TEKS BACAAN
══════════════════════════════
Longsor di Kalimantan Barat, 3 orang tewas

Sedang 2 orang lainnya masih hilang dan 11 rumah tertimbun

Longsor di Kalimantan Barat, 3 orang tewas

JAKARTA 

Badan Nasional Penanganan Bencana (BNPB) mengungkapkan tiga orang tewas dan dua lainnya masih hilang saat longsor menimbun 11 rumah di Desa Medeng dan Desa Sungkung II Kecamatan Siding, Kabupaten Bengkayang, Provinsi Kalimantan Barat.

Kepala Pusat Data Informasi dan Humas BNPB Sutopo Purwo Nugroho mengatakan hujan deras dan kondisi tanah yang labil mengakibatkan longsor di wilayah itu pada Jumat malam.

“Tim SAR masih mencari dua orang yang hilang, akses ke lokasi cukup sulit, hanya dapat dilakukan menggunakan sepeda motor,” ujar Sutopo, Jumat, dalam keterangannya.

Sutopo mengatakan hujan deras juga merendam sejumlah titik di Kota Surabaya dan menewaskan seorang pelajar Sekolah Menengah Pertama.

Kejadian itu, lanjut Sutopo, bermula saat ayah korban mendorong motor yang mogok di tengah banjir, sedang korban dan adiknya berjalan di belakang.

Tiba-tiba, tambah Sutopo, korban terperosok ke sungai. Sang adik sempat menolong namun turut terseret arus.

Warga setempat menyelamatkan sang adik, imbuh Sutopo, namun korban hilang terbawa arus.
══════════════════════════════
DATA
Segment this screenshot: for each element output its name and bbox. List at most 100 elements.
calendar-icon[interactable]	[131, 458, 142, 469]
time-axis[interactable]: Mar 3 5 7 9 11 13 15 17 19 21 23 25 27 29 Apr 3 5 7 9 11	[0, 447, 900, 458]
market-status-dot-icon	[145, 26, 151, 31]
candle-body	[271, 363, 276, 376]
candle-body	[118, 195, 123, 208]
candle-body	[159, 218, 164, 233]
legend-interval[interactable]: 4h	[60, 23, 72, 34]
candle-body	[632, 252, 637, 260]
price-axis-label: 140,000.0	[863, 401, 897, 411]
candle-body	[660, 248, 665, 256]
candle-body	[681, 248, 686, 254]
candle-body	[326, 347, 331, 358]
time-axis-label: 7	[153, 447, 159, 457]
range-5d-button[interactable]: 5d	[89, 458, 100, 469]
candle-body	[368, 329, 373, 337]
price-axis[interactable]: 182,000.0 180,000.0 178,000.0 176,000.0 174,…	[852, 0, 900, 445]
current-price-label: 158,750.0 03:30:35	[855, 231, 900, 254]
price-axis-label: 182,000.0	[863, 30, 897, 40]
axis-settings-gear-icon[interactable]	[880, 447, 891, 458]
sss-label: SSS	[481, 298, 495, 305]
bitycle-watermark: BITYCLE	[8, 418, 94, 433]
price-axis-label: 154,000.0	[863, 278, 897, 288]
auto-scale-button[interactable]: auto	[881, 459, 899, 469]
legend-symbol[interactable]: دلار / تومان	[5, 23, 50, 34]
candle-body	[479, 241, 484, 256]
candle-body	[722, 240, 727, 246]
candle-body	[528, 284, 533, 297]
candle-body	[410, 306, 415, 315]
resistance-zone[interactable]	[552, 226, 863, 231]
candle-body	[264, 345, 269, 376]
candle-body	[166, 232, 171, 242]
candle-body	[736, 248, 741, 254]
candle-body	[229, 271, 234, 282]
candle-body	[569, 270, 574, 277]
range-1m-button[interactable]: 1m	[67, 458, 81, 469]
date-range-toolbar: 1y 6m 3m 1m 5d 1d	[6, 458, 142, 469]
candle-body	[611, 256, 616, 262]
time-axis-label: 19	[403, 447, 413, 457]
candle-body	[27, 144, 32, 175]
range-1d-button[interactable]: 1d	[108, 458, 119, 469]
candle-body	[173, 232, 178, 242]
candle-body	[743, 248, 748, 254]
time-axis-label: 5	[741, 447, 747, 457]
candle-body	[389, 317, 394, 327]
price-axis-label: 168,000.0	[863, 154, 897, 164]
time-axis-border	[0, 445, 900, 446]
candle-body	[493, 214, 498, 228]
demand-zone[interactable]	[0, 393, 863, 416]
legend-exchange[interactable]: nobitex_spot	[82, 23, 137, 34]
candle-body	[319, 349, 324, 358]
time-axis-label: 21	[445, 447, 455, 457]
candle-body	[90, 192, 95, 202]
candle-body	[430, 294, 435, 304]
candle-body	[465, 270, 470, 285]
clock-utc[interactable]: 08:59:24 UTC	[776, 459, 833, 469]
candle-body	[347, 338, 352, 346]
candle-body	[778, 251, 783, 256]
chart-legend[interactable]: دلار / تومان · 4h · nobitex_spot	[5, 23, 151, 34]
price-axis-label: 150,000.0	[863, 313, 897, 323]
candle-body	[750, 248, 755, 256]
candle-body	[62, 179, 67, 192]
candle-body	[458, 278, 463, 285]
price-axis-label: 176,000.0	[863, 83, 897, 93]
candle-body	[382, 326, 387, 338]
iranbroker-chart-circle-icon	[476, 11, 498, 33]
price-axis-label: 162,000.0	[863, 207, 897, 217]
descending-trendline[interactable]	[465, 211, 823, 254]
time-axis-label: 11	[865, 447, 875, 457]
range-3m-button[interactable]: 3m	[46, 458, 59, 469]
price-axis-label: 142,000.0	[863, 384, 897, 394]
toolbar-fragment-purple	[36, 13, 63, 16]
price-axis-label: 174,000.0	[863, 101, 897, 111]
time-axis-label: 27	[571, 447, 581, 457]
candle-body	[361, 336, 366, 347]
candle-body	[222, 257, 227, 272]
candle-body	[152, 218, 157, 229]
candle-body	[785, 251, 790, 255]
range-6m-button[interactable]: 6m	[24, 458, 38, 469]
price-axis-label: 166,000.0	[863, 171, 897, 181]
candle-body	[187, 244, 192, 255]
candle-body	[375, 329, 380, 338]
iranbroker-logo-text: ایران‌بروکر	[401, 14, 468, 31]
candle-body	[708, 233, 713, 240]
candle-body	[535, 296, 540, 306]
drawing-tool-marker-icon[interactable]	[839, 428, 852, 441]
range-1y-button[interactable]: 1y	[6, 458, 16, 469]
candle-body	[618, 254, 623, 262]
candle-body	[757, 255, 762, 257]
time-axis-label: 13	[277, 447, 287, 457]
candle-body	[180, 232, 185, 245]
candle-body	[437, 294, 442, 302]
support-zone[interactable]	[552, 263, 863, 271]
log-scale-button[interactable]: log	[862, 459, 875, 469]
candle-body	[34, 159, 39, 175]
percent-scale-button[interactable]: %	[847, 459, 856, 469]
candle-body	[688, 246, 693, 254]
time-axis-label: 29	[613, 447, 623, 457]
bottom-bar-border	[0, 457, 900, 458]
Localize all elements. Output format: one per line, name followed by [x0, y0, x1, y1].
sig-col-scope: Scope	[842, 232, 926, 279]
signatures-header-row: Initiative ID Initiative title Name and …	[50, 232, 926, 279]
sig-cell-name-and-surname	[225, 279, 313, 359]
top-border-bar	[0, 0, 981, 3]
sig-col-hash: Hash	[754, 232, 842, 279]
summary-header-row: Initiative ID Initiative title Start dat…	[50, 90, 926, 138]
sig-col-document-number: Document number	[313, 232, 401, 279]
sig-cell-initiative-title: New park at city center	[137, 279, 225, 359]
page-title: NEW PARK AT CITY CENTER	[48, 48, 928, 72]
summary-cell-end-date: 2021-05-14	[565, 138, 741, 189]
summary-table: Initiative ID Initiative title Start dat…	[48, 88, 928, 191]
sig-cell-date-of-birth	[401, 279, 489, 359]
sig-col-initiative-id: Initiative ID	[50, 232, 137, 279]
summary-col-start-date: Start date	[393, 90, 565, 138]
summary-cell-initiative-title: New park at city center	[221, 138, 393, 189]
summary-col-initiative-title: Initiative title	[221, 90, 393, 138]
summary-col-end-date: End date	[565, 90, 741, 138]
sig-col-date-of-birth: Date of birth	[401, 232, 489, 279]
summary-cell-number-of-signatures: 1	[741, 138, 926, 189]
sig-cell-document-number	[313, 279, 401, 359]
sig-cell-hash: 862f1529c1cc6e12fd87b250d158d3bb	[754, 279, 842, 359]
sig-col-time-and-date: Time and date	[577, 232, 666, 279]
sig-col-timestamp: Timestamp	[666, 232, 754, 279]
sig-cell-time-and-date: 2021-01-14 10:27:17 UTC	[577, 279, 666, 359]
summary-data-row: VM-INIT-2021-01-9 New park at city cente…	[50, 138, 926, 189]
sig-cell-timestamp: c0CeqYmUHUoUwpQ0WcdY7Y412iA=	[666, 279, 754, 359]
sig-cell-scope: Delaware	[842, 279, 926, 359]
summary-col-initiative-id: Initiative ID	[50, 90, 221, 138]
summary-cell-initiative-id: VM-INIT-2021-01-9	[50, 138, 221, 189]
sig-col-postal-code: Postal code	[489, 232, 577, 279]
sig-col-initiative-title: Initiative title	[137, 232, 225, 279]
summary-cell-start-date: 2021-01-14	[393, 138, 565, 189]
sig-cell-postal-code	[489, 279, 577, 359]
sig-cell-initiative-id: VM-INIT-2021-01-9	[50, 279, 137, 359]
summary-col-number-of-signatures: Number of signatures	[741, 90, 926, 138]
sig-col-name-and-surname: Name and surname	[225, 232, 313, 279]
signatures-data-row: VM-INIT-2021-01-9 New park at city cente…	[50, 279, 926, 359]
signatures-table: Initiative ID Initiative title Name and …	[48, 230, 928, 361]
══════════════════════════════
TUGAS 1
Sunting bagian berita longsor dari "Tiba-tiba, tambah Sutopo, korban" sampai "hilang terbawa arus.", lalu ganti "Warga setempat" dengan "Penduduk setempat".
TUGAS 2
Menurut berita longsor, apa yang menyebabkan longsor di wilayah itu?
TUGAS 3
Tulis lanjutan berita longsor mulai dari kalimat terakhirnya.
Daftar tadi adalah bahan tersendiri, terpisah dari berita longsor.

JAWABAN 1
Tiba-tiba, tambah Sutopo, korban terperosok ke sungai. Sang adik sempat menolong namun turut terseret arus.

Penduduk setempat menyelamatkan sang adik, imbuh Sutopo, namun korban hilang terbawa arus.

JAWABAN 2
Hujan deras dan kondisi tanah yang labil.

JAWABAN 3
“Kamis malam tim SAR menemukan korban dalam kondisi meninggal dunia,” ujar Sutopo.

Sutopo menuturkan longsor juga terjadi di Kelurahan Mahawu, Kecamatan Tuminting dan Kelurahan Tikalabaru, Kecamatan Tilaka, Kota Manado, Sulawesi Utara.

Longsor itu mengakibatkan dua orang tewas dan sejumlah rusak berat, kata Sutopo.

Saat ini Badan Penanganan Bencana Daerah (BPBD) setempat masih mendata dampak longsor.

Januari dan Februari merupakan puncak banjir, longsor dan puting beliung, kata Sutopo.

BNPB mencatat terdapat 366 bencana sepanjang Januari 2019 dan mengakibatkan 94 orang tewas dan hilang, 149 orang terluka, 88.613 orang mengungsi, 4.013 rumah dan ratusan fasilitas umum rusak.

Mayoritas bencana itu, menurut Sutopo, terjadi di Sulawesi Selatan dan banyak menimbulkan korban jiwa.